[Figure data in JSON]
★ ★ ★ ★
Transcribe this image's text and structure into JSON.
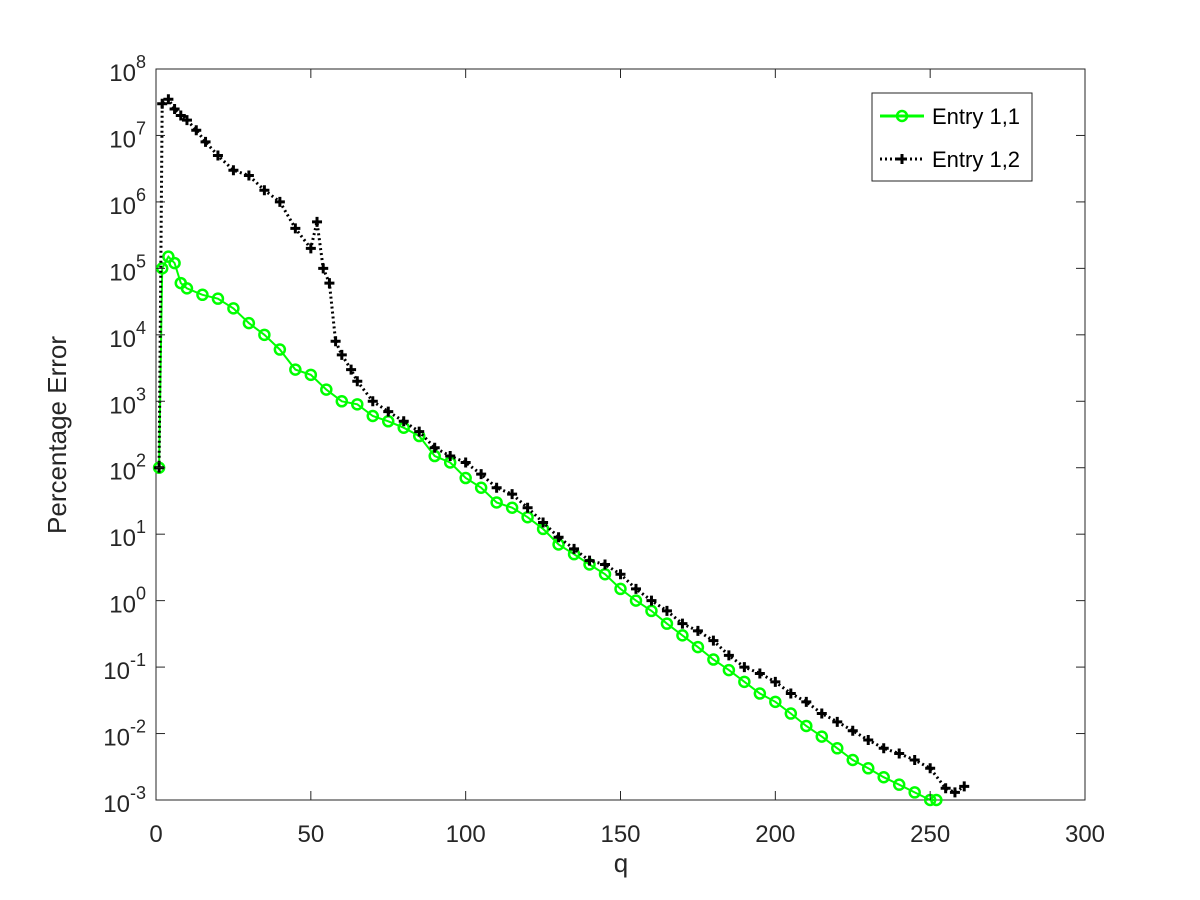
{
  "chart_data": {
    "type": "line",
    "title": "",
    "xlabel": "q",
    "ylabel": "Percentage  Error",
    "xlim": [
      0,
      300
    ],
    "ylim": [
      0.001,
      100000000
    ],
    "yscale": "log",
    "x_ticks": [
      0,
      50,
      100,
      150,
      200,
      250,
      300
    ],
    "y_ticks": [
      {
        "value": 0.001,
        "base": "10",
        "exp": "-3"
      },
      {
        "value": 0.01,
        "base": "10",
        "exp": "-2"
      },
      {
        "value": 0.1,
        "base": "10",
        "exp": "-1"
      },
      {
        "value": 1,
        "base": "10",
        "exp": "0"
      },
      {
        "value": 10,
        "base": "10",
        "exp": "1"
      },
      {
        "value": 100,
        "base": "10",
        "exp": "2"
      },
      {
        "value": 1000,
        "base": "10",
        "exp": "3"
      },
      {
        "value": 10000,
        "base": "10",
        "exp": "4"
      },
      {
        "value": 100000,
        "base": "10",
        "exp": "5"
      },
      {
        "value": 1000000,
        "base": "10",
        "exp": "6"
      },
      {
        "value": 10000000,
        "base": "10",
        "exp": "7"
      },
      {
        "value": 100000000,
        "base": "10",
        "exp": "8"
      }
    ],
    "grid": false,
    "legend_position": "top-right",
    "series": [
      {
        "name": "Entry 1,1",
        "color": "#00ff00",
        "marker": "circle",
        "line_style": "solid",
        "points": [
          [
            1,
            100
          ],
          [
            2,
            100000
          ],
          [
            4,
            150000
          ],
          [
            6,
            120000
          ],
          [
            8,
            60000
          ],
          [
            10,
            50000
          ],
          [
            15,
            40000
          ],
          [
            20,
            35000
          ],
          [
            25,
            25000
          ],
          [
            30,
            15000
          ],
          [
            35,
            10000
          ],
          [
            40,
            6000
          ],
          [
            45,
            3000
          ],
          [
            50,
            2500
          ],
          [
            55,
            1500
          ],
          [
            60,
            1000
          ],
          [
            65,
            900
          ],
          [
            70,
            600
          ],
          [
            75,
            500
          ],
          [
            80,
            400
          ],
          [
            85,
            300
          ],
          [
            90,
            150
          ],
          [
            95,
            120
          ],
          [
            100,
            70
          ],
          [
            105,
            50
          ],
          [
            110,
            30
          ],
          [
            115,
            25
          ],
          [
            120,
            18
          ],
          [
            125,
            12
          ],
          [
            130,
            7
          ],
          [
            135,
            5
          ],
          [
            140,
            3.5
          ],
          [
            145,
            2.5
          ],
          [
            150,
            1.5
          ],
          [
            155,
            1.0
          ],
          [
            160,
            0.7
          ],
          [
            165,
            0.45
          ],
          [
            170,
            0.3
          ],
          [
            175,
            0.2
          ],
          [
            180,
            0.13
          ],
          [
            185,
            0.09
          ],
          [
            190,
            0.06
          ],
          [
            195,
            0.04
          ],
          [
            200,
            0.03
          ],
          [
            205,
            0.02
          ],
          [
            210,
            0.013
          ],
          [
            215,
            0.009
          ],
          [
            220,
            0.006
          ],
          [
            225,
            0.004
          ],
          [
            230,
            0.003
          ],
          [
            235,
            0.0022
          ],
          [
            240,
            0.0017
          ],
          [
            245,
            0.0013
          ],
          [
            250,
            0.001
          ],
          [
            252,
            0.001
          ]
        ]
      },
      {
        "name": "Entry 1,2",
        "color": "#000000",
        "marker": "plus",
        "line_style": "dotted",
        "points": [
          [
            1,
            100
          ],
          [
            2,
            30000000
          ],
          [
            4,
            35000000
          ],
          [
            6,
            25000000
          ],
          [
            8,
            20000000
          ],
          [
            10,
            17000000
          ],
          [
            13,
            12000000
          ],
          [
            16,
            8000000
          ],
          [
            20,
            5000000
          ],
          [
            25,
            3000000
          ],
          [
            30,
            2500000
          ],
          [
            35,
            1500000
          ],
          [
            40,
            1000000
          ],
          [
            45,
            400000
          ],
          [
            50,
            200000
          ],
          [
            52,
            500000
          ],
          [
            54,
            100000
          ],
          [
            56,
            60000
          ],
          [
            58,
            8000
          ],
          [
            60,
            5000
          ],
          [
            63,
            3000
          ],
          [
            65,
            2000
          ],
          [
            70,
            1000
          ],
          [
            75,
            700
          ],
          [
            80,
            500
          ],
          [
            85,
            350
          ],
          [
            90,
            200
          ],
          [
            95,
            150
          ],
          [
            100,
            120
          ],
          [
            105,
            80
          ],
          [
            110,
            50
          ],
          [
            115,
            40
          ],
          [
            120,
            25
          ],
          [
            125,
            15
          ],
          [
            130,
            9
          ],
          [
            135,
            6
          ],
          [
            140,
            4
          ],
          [
            145,
            3.5
          ],
          [
            150,
            2.5
          ],
          [
            155,
            1.5
          ],
          [
            160,
            1.0
          ],
          [
            165,
            0.7
          ],
          [
            170,
            0.45
          ],
          [
            175,
            0.35
          ],
          [
            180,
            0.25
          ],
          [
            185,
            0.15
          ],
          [
            190,
            0.1
          ],
          [
            195,
            0.08
          ],
          [
            200,
            0.06
          ],
          [
            205,
            0.04
          ],
          [
            210,
            0.03
          ],
          [
            215,
            0.02
          ],
          [
            220,
            0.015
          ],
          [
            225,
            0.011
          ],
          [
            230,
            0.008
          ],
          [
            235,
            0.006
          ],
          [
            240,
            0.005
          ],
          [
            245,
            0.004
          ],
          [
            250,
            0.003
          ],
          [
            255,
            0.0015
          ],
          [
            258,
            0.0013
          ],
          [
            261,
            0.0016
          ]
        ]
      }
    ]
  }
}
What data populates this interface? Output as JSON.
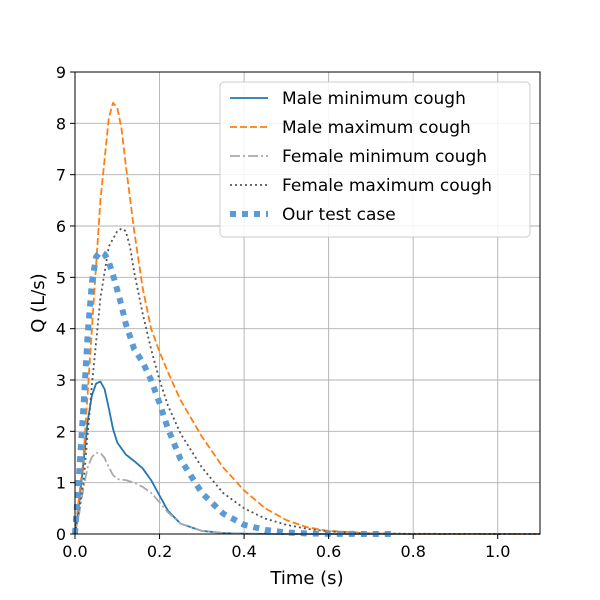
{
  "chart_data": {
    "type": "line",
    "xlabel": "Time (s)",
    "ylabel": "Q (L/s)",
    "xlim": [
      0,
      1.1
    ],
    "ylim": [
      0,
      9
    ],
    "grid": true,
    "legend_position": "top-right",
    "x_ticks": [
      "0.0",
      "0.2",
      "0.4",
      "0.6",
      "0.8",
      "1.0"
    ],
    "y_ticks": [
      "0",
      "1",
      "2",
      "3",
      "4",
      "5",
      "6",
      "7",
      "8",
      "9"
    ],
    "series": [
      {
        "name": "Male minimum cough",
        "color": "#1f77b4",
        "style": "solid",
        "x": [
          0,
          0.01,
          0.02,
          0.03,
          0.04,
          0.05,
          0.06,
          0.07,
          0.08,
          0.09,
          0.1,
          0.12,
          0.14,
          0.16,
          0.18,
          0.2,
          0.22,
          0.25,
          0.3,
          0.35,
          0.4,
          0.5,
          0.6,
          1.1
        ],
        "y": [
          0,
          0.6,
          1.4,
          2.2,
          2.7,
          2.93,
          2.97,
          2.82,
          2.45,
          2.05,
          1.78,
          1.55,
          1.42,
          1.28,
          1.05,
          0.75,
          0.45,
          0.2,
          0.06,
          0.02,
          0.005,
          0,
          0,
          0
        ]
      },
      {
        "name": "Male maximum cough",
        "color": "#ff7f0e",
        "style": "dashed",
        "x": [
          0,
          0.02,
          0.04,
          0.06,
          0.08,
          0.09,
          0.1,
          0.11,
          0.12,
          0.14,
          0.16,
          0.18,
          0.2,
          0.22,
          0.25,
          0.3,
          0.35,
          0.4,
          0.45,
          0.5,
          0.55,
          0.6,
          0.7,
          0.8,
          1.1
        ],
        "y": [
          0,
          1.5,
          4.0,
          6.5,
          8.1,
          8.4,
          8.3,
          7.9,
          7.2,
          5.9,
          4.8,
          4.0,
          3.55,
          3.15,
          2.6,
          1.9,
          1.3,
          0.85,
          0.5,
          0.27,
          0.13,
          0.06,
          0.015,
          0,
          0
        ]
      },
      {
        "name": "Female minimum cough",
        "color": "#a9a9a9",
        "style": "dashdot",
        "x": [
          0,
          0.01,
          0.02,
          0.03,
          0.04,
          0.05,
          0.06,
          0.07,
          0.08,
          0.09,
          0.1,
          0.12,
          0.14,
          0.16,
          0.18,
          0.2,
          0.22,
          0.25,
          0.3,
          0.35,
          0.4,
          0.5,
          1.1
        ],
        "y": [
          0,
          0.4,
          0.9,
          1.3,
          1.5,
          1.58,
          1.58,
          1.48,
          1.3,
          1.15,
          1.07,
          1.05,
          1.0,
          0.92,
          0.8,
          0.62,
          0.42,
          0.2,
          0.06,
          0.02,
          0.005,
          0,
          0
        ]
      },
      {
        "name": "Female maximum cough",
        "color": "#555555",
        "style": "dotted",
        "x": [
          0,
          0.02,
          0.04,
          0.06,
          0.08,
          0.1,
          0.11,
          0.12,
          0.13,
          0.14,
          0.16,
          0.18,
          0.2,
          0.22,
          0.25,
          0.3,
          0.35,
          0.4,
          0.45,
          0.5,
          0.55,
          0.6,
          0.65,
          0.7,
          0.8,
          1.1
        ],
        "y": [
          0,
          1.0,
          2.9,
          4.6,
          5.6,
          5.9,
          5.95,
          5.9,
          5.6,
          5.1,
          4.3,
          3.6,
          3.0,
          2.5,
          1.95,
          1.3,
          0.8,
          0.5,
          0.3,
          0.18,
          0.1,
          0.05,
          0.025,
          0.01,
          0.003,
          0
        ]
      },
      {
        "name": "Our test case",
        "color": "#5b9bd5",
        "style": "thick-dotted",
        "x": [
          0,
          0.01,
          0.02,
          0.03,
          0.04,
          0.05,
          0.06,
          0.07,
          0.08,
          0.09,
          0.1,
          0.11,
          0.12,
          0.13,
          0.14,
          0.16,
          0.18,
          0.2,
          0.22,
          0.25,
          0.3,
          0.35,
          0.4,
          0.45,
          0.5,
          0.55,
          0.6,
          0.65,
          0.7,
          0.75
        ],
        "y": [
          0,
          1.2,
          2.5,
          3.9,
          4.9,
          5.4,
          5.5,
          5.45,
          5.3,
          5.05,
          4.75,
          4.45,
          4.1,
          3.85,
          3.6,
          3.35,
          3.0,
          2.55,
          2.05,
          1.45,
          0.8,
          0.4,
          0.18,
          0.08,
          0.03,
          0.01,
          0.004,
          0.001,
          0.0005,
          0
        ]
      }
    ]
  }
}
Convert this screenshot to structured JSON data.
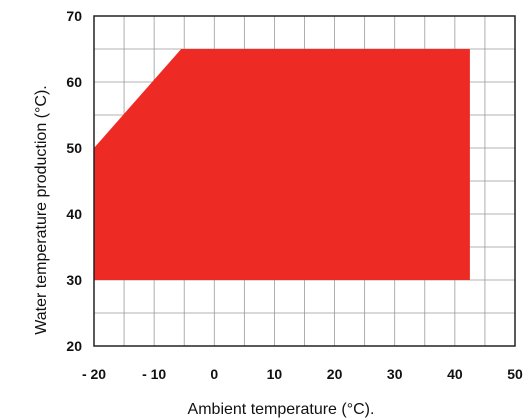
{
  "chart_data": {
    "type": "area",
    "xlabel": "Ambient temperature (°C).",
    "ylabel": "Water temperature production (°C).",
    "xlim": [
      -20,
      50
    ],
    "ylim": [
      20,
      70
    ],
    "x_ticks": [
      -20,
      -10,
      0,
      10,
      20,
      30,
      40,
      50
    ],
    "y_ticks": [
      20,
      30,
      40,
      50,
      60,
      70
    ],
    "x_tick_labels": [
      "- 20",
      "- 10",
      "0",
      "10",
      "20",
      "30",
      "40",
      "50"
    ],
    "y_tick_labels": [
      "20",
      "30",
      "40",
      "50",
      "60",
      "70"
    ],
    "grid": true,
    "grid_minor_step_x": 5,
    "grid_minor_step_y": 5,
    "region": {
      "color": "#ee2a24",
      "points": [
        [
          -20,
          30
        ],
        [
          -20,
          50
        ],
        [
          -5.5,
          65
        ],
        [
          42.5,
          65
        ],
        [
          42.5,
          30
        ]
      ]
    }
  }
}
★ ★ ★ ★
* Written task *
Pick every line with "name" in it and copy it.

* Task output *
        "name": "Entry 1,1",
        "name": "Entry 1,2",
        "name": "Male minimum cough",
        "name": "Male maximum cough",
        "name": "Female minimum cough",
        "name": "Female maximum cough",
        "name": "Our test case",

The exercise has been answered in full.